Render the material again word for word, skipping the pictures in it.
····················
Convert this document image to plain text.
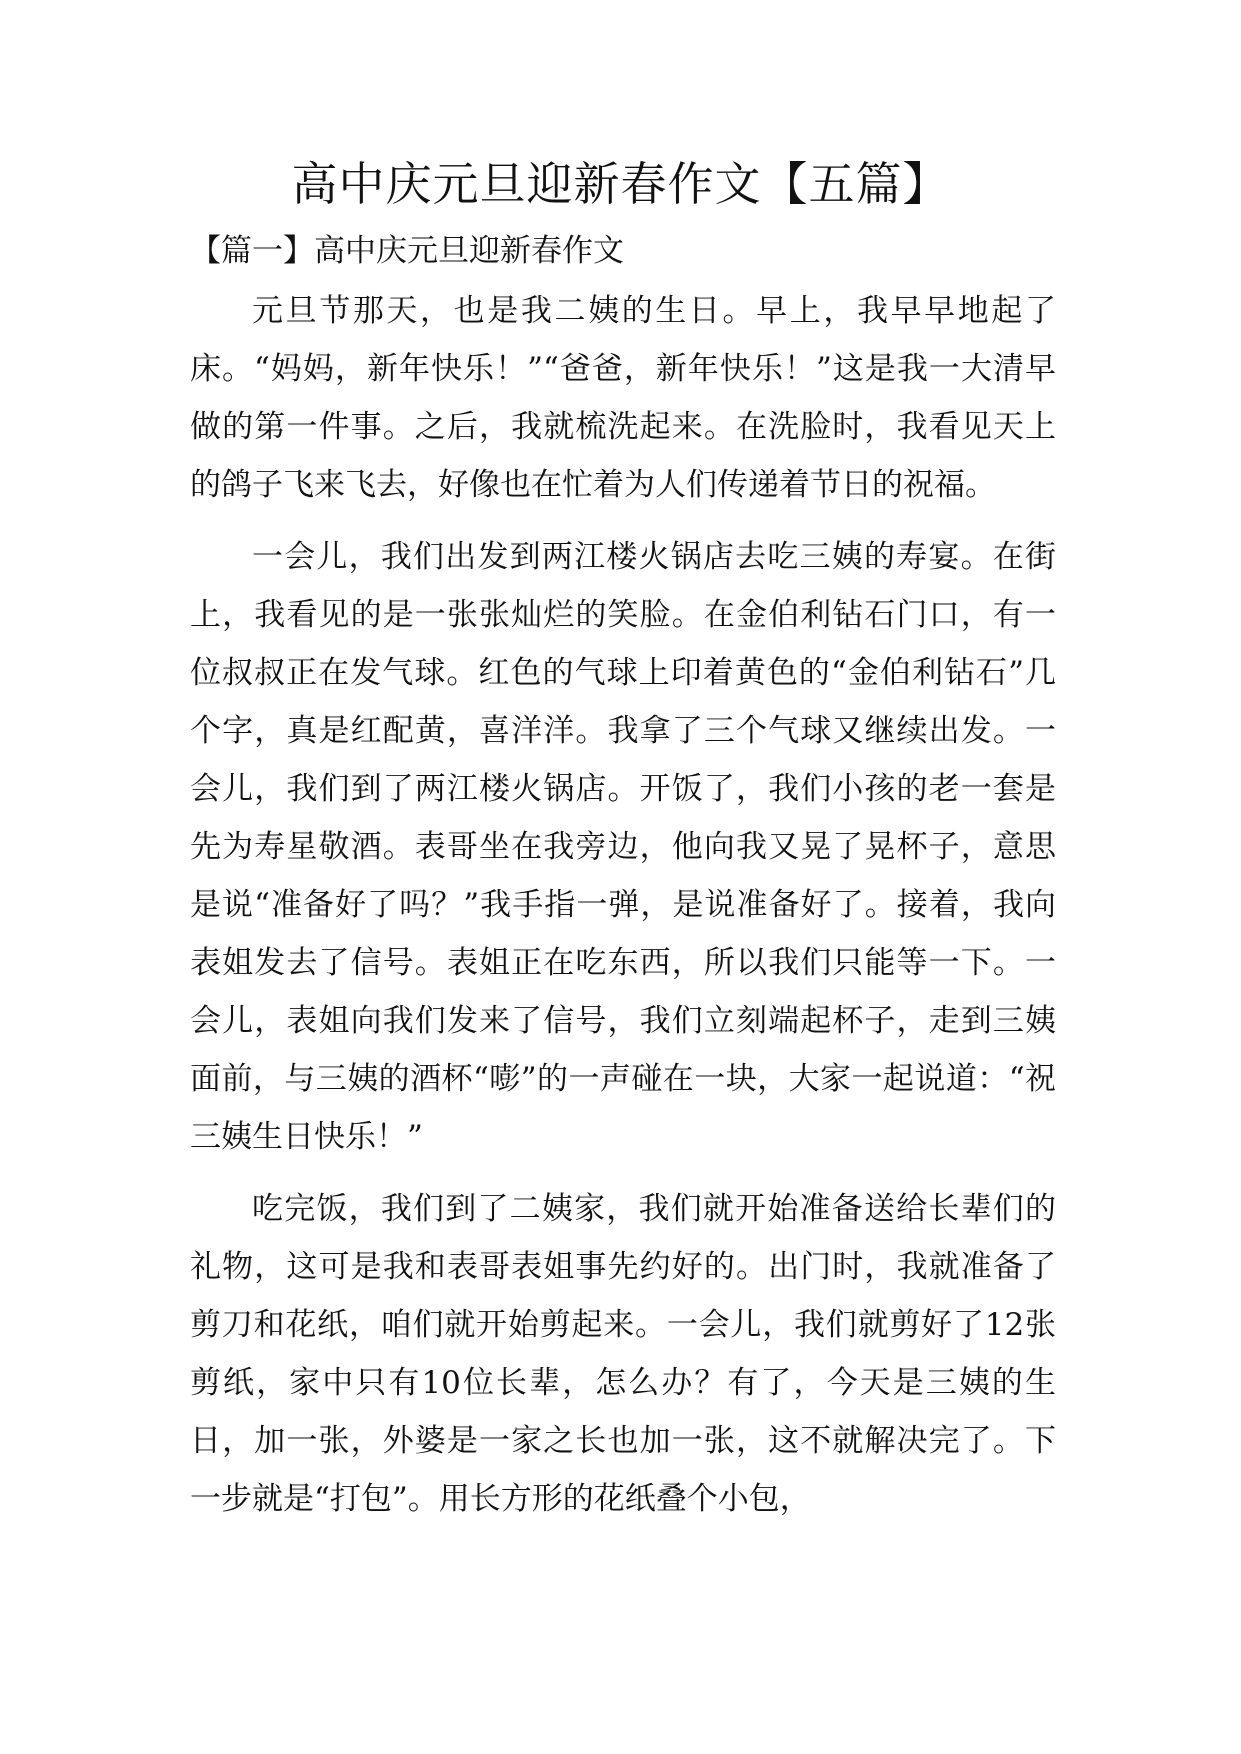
高中庆元旦迎新春作文【五篇】
【篇一】高中庆元旦迎新春作文

元旦节那天，也是我二姨的生日。早上，我早早地起了床。“妈妈，新年快乐！”“爸爸，新年快乐！”这是我一大清早做的第一件事。之后，我就梳洗起来。在洗脸时，我看见天上的鸽子飞来飞去，好像也在忙着为人们传递着节日的祝福。

一会儿，我们出发到两江楼火锅店去吃三姨的寿宴。在街上，我看见的是一张张灿烂的笑脸。在金伯利钻石门口，有一位叔叔正在发气球。红色的气球上印着黄色的“金伯利钻石”几个字，真是红配黄，喜洋洋。我拿了三个气球又继续出发。一会儿，我们到了两江楼火锅店。开饭了，我们小孩的老一套是先为寿星敬酒。表哥坐在我旁边，他向我又晃了晃杯子，意思是说“准备好了吗？”我手指一弹，是说准备好了。接着，我向表姐发去了信号。表姐正在吃东西，所以我们只能等一下。一会儿，表姐向我们发来了信号，我们立刻端起杯子，走到三姨面前，与三姨的酒杯“嘭”的一声碰在一块，大家一起说道：“祝三姨生日快乐！”

吃完饭，我们到了二姨家，我们就开始准备送给长辈们的礼物，这可是我和表哥表姐事先约好的。出门时，我就准备了剪刀和花纸，咱们就开始剪起来。一会儿，我们就剪好了12张剪纸，家中只有10位长辈，怎么办？有了，今天是三姨的生日，加一张，外婆是一家之长也加一张，这不就解决完了。下一步就是“打包”。用长方形的花纸叠个小包，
····················
◆ **FINAL RESULT**
Convert this document image to plain text.
高中庆元旦迎新春作文【五篇】
【篇一】高中庆元旦迎新春作文

元旦节那天，也是我二姨的生日。早上，我早早地起了床。“妈妈，新年快乐！”“爸爸，新年快乐！”这是我一大清早做的第一件事。之后，我就梳洗起来。在洗脸时，我看见天上的鸽子飞来飞去，好像也在忙着为人们传递着节日的祝福。

一会儿，我们出发到两江楼火锅店去吃三姨的寿宴。在街上，我看见的是一张张灿烂的笑脸。在金伯利钻石门口，有一位叔叔正在发气球。红色的气球上印着黄色的“金伯利钻石”几个字，真是红配黄，喜洋洋。我拿了三个气球又继续出发。一会儿，我们到了两江楼火锅店。开饭了，我们小孩的老一套是先为寿星敬酒。表哥坐在我旁边，他向我又晃了晃杯子，意思是说“准备好了吗？”我手指一弹，是说准备好了。接着，我向表姐发去了信号。表姐正在吃东西，所以我们只能等一下。一会儿，表姐向我们发来了信号，我们立刻端起杯子，走到三姨面前，与三姨的酒杯“嘭”的一声碰在一块，大家一起说道：“祝三姨生日快乐！”

吃完饭，我们到了二姨家，我们就开始准备送给长辈们的礼物，这可是我和表哥表姐事先约好的。出门时，我就准备了剪刀和花纸，咱们就开始剪起来。一会儿，我们就剪好了12张剪纸，家中只有10位长辈，怎么办？有了，今天是三姨的生日，加一张，外婆是一家之长也加一张，这不就解决完了。下一步就是“打包”。用长方形的花纸叠个小包，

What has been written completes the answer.